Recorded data
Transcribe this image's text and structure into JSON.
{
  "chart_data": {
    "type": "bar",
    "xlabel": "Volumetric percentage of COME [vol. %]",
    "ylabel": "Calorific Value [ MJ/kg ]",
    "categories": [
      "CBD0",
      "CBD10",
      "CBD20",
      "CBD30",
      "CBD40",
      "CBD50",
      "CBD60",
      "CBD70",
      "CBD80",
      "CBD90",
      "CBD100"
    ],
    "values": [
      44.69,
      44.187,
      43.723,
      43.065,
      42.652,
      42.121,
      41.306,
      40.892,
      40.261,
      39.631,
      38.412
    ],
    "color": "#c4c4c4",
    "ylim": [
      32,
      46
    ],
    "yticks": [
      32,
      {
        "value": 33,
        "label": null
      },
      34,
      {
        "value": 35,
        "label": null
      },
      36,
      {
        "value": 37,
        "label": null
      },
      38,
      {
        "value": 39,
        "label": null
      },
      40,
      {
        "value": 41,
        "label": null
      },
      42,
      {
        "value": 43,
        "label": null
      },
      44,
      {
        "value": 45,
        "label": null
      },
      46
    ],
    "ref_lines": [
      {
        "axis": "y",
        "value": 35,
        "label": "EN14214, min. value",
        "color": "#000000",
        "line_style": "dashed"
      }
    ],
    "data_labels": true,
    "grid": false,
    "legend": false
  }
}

Task brief - From the data above, extract every line in its exact form.

The response -
Transcribe this image's text and structure into JSON.
{
  "chart_data": {
    "type": "bar",
    "xlabel": "Volumetric percentage of COME [vol. %]",
    "ylabel": "Calorific Value [ MJ/kg ]",
    "categories": [
      "CBD0",
      "CBD10",
      "CBD20",
      "CBD30",
      "CBD40",
      "CBD50",
      "CBD60",
      "CBD70",
      "CBD80",
      "CBD90",
      "CBD100"
    ],
    "values": [
      44.69,
      44.187,
      43.723,
      43.065,
      42.652,
      42.121,
      41.306,
      40.892,
      40.261,
      39.631,
      38.412
    ],
    "color": "#c4c4c4",
    "ylim": [
      32,
      46
    ],
    "yticks": [
      32,
      {
        "value": 33,
        "label": null
      },
      34,
      {
        "value": 35,
        "label": null
      },
      36,
      {
        "value": 37,
        "label": null
      },
      38,
      {
        "value": 39,
        "label": null
      },
      40,
      {
        "value": 41,
        "label": null
      },
      42,
      {
        "value": 43,
        "label": null
      },
      44,
      {
        "value": 45,
        "label": null
      },
      46
    ],
    "ref_lines": [
      {
        "axis": "y",
        "value": 35,
        "label": "EN14214, min. value",
        "color": "#000000",
        "line_style": "dashed"
      }
    ],
    "data_labels": true,
    "grid": false,
    "legend": false
  }
}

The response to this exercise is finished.